* Exercise details:
Extract each line holding the word "Virgilio" from the entries.

* Extracted material:
============================================================
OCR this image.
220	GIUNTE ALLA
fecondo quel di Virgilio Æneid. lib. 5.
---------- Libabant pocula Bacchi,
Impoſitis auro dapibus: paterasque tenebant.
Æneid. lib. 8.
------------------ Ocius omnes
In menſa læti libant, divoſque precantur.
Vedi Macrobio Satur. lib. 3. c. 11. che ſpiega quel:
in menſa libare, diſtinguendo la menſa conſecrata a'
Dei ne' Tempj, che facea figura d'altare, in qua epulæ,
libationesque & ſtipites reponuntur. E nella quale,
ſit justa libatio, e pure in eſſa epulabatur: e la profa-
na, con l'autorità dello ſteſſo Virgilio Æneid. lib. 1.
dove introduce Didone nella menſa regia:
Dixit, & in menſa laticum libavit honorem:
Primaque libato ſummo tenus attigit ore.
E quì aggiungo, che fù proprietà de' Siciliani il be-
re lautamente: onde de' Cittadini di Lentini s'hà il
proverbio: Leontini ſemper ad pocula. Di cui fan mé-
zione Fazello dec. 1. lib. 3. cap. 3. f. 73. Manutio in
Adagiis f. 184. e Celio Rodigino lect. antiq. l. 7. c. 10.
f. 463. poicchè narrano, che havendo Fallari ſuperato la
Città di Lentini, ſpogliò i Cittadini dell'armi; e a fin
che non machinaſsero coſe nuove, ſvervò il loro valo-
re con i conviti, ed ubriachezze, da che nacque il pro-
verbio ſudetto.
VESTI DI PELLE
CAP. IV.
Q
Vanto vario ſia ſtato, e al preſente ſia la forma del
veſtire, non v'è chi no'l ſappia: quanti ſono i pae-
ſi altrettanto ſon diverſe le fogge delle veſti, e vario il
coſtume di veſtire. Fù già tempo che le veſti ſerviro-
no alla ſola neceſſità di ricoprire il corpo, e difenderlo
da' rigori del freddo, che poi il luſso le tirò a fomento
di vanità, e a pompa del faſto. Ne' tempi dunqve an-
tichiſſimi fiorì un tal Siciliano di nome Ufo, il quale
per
============================================================
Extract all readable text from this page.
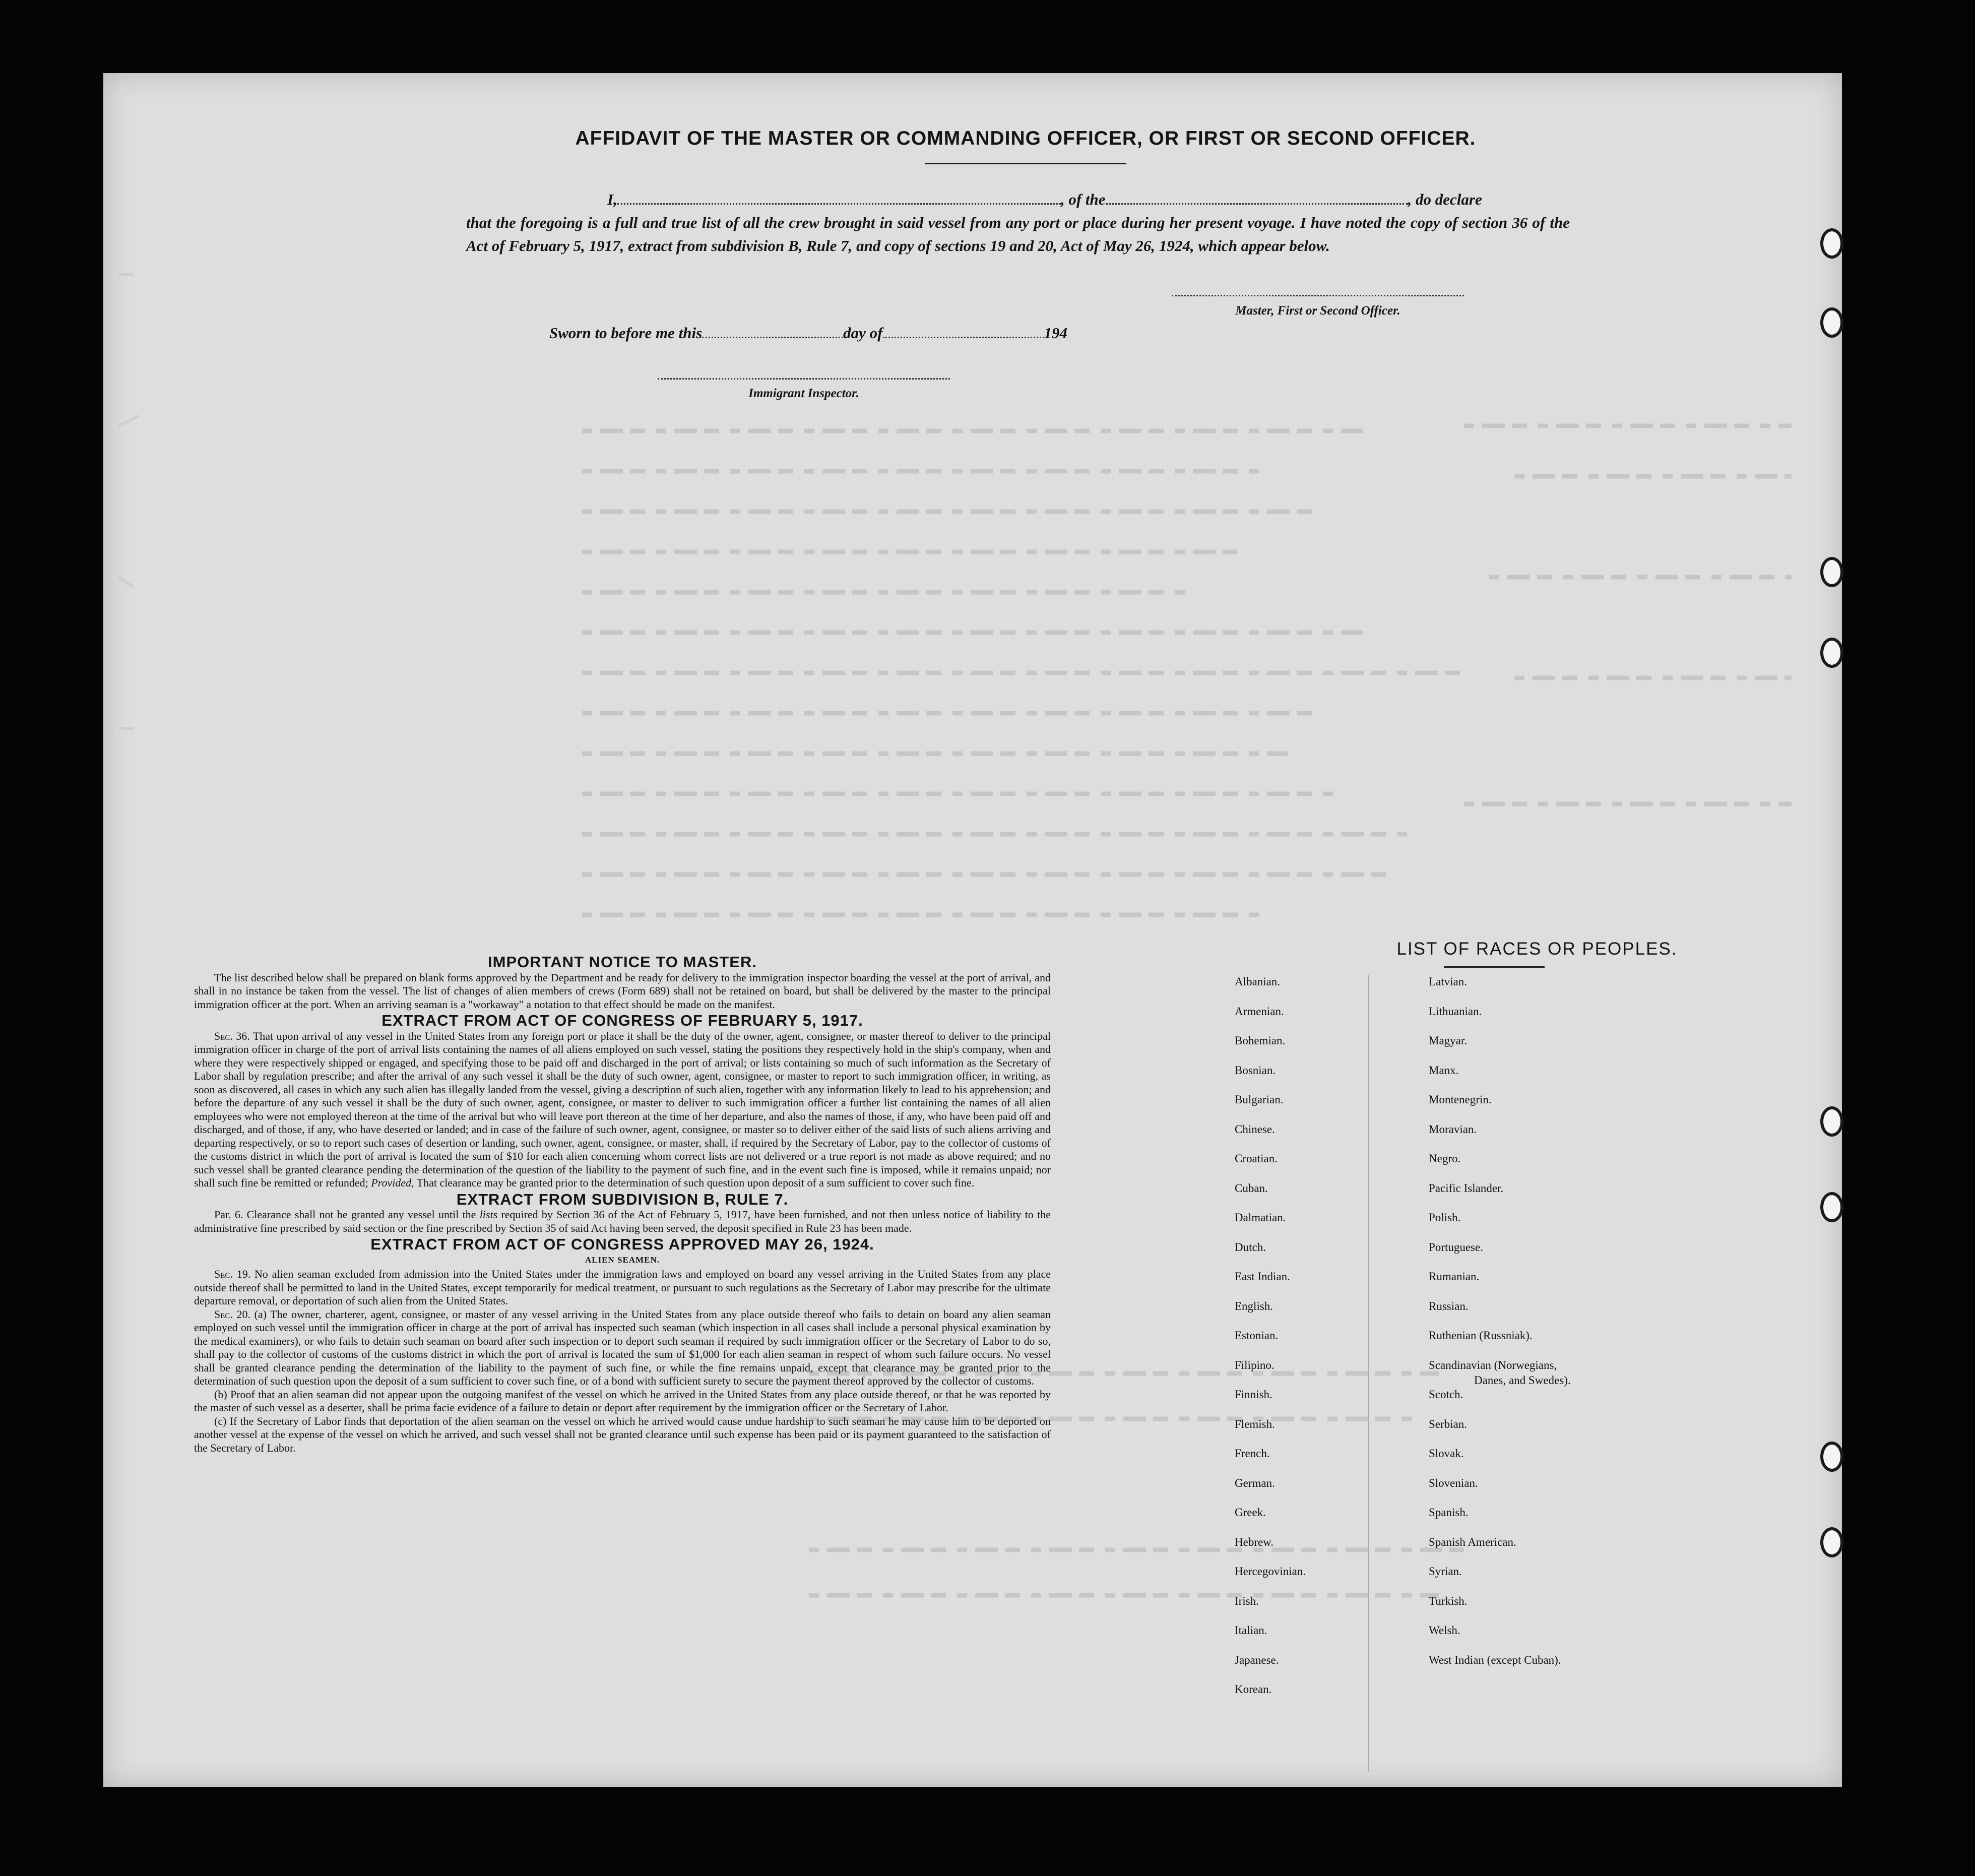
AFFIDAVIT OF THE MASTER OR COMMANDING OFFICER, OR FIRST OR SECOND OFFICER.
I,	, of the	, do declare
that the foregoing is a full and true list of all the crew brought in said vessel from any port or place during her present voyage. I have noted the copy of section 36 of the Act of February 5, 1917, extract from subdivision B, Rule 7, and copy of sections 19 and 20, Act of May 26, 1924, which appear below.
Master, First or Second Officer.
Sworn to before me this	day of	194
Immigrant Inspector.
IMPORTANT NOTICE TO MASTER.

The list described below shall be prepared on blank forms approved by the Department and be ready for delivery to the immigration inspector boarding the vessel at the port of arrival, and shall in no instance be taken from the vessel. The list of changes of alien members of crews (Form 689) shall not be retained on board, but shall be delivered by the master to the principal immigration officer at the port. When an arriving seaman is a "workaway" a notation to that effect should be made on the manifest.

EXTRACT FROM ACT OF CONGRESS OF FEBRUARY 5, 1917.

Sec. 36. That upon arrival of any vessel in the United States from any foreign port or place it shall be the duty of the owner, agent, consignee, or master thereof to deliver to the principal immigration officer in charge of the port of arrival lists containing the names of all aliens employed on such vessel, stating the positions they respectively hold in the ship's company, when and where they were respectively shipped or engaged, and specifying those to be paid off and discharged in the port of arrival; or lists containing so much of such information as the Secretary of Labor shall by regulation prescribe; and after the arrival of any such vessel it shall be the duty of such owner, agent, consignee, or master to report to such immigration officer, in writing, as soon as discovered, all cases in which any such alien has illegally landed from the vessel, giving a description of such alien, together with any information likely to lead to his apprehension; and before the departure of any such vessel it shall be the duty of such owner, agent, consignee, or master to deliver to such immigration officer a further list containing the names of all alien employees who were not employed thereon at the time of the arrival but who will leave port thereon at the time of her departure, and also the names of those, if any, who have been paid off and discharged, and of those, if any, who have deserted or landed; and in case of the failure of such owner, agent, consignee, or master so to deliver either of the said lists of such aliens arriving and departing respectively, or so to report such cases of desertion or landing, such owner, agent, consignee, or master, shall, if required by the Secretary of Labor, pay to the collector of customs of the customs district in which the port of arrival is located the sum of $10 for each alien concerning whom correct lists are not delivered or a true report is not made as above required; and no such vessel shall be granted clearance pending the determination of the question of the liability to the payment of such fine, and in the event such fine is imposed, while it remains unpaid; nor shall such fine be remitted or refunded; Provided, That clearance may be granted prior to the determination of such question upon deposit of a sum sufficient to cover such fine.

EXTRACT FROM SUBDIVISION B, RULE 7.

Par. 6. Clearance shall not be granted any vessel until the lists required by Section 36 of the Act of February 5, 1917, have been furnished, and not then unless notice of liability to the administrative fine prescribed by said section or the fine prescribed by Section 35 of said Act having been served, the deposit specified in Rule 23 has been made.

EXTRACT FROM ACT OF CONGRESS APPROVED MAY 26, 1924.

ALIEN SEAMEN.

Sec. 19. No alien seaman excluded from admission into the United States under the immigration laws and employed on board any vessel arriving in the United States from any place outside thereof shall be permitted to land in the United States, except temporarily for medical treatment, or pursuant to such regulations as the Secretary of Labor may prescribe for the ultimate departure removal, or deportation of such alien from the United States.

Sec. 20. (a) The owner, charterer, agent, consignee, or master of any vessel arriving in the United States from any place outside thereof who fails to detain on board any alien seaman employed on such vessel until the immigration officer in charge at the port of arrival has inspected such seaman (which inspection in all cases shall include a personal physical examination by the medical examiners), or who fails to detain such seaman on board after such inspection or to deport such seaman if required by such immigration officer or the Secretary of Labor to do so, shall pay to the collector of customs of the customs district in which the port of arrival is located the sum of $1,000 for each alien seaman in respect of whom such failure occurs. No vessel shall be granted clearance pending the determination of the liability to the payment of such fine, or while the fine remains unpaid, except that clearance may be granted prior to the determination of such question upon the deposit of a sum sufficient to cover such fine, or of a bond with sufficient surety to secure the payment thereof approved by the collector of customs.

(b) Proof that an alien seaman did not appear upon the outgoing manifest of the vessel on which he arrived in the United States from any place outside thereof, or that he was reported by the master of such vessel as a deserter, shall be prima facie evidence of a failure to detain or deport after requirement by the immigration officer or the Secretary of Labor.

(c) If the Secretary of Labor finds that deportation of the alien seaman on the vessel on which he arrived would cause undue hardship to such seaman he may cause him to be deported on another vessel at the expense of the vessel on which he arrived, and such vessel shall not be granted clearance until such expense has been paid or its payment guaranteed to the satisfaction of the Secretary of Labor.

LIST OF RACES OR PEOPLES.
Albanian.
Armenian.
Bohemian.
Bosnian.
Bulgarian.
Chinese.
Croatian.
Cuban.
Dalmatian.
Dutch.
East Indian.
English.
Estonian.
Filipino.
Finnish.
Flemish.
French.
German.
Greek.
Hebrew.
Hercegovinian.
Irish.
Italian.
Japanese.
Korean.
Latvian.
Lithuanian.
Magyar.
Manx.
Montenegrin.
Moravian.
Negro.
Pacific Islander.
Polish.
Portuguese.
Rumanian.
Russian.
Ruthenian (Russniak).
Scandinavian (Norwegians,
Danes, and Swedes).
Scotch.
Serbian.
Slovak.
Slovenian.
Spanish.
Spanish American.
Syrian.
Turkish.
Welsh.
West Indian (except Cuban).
============================================================
* Correct output:
fecondo quel di Virgilio Æneid. lib. 5.
na, con l'autorità dello ſteſſo Virgilio Æneid. lib. 1.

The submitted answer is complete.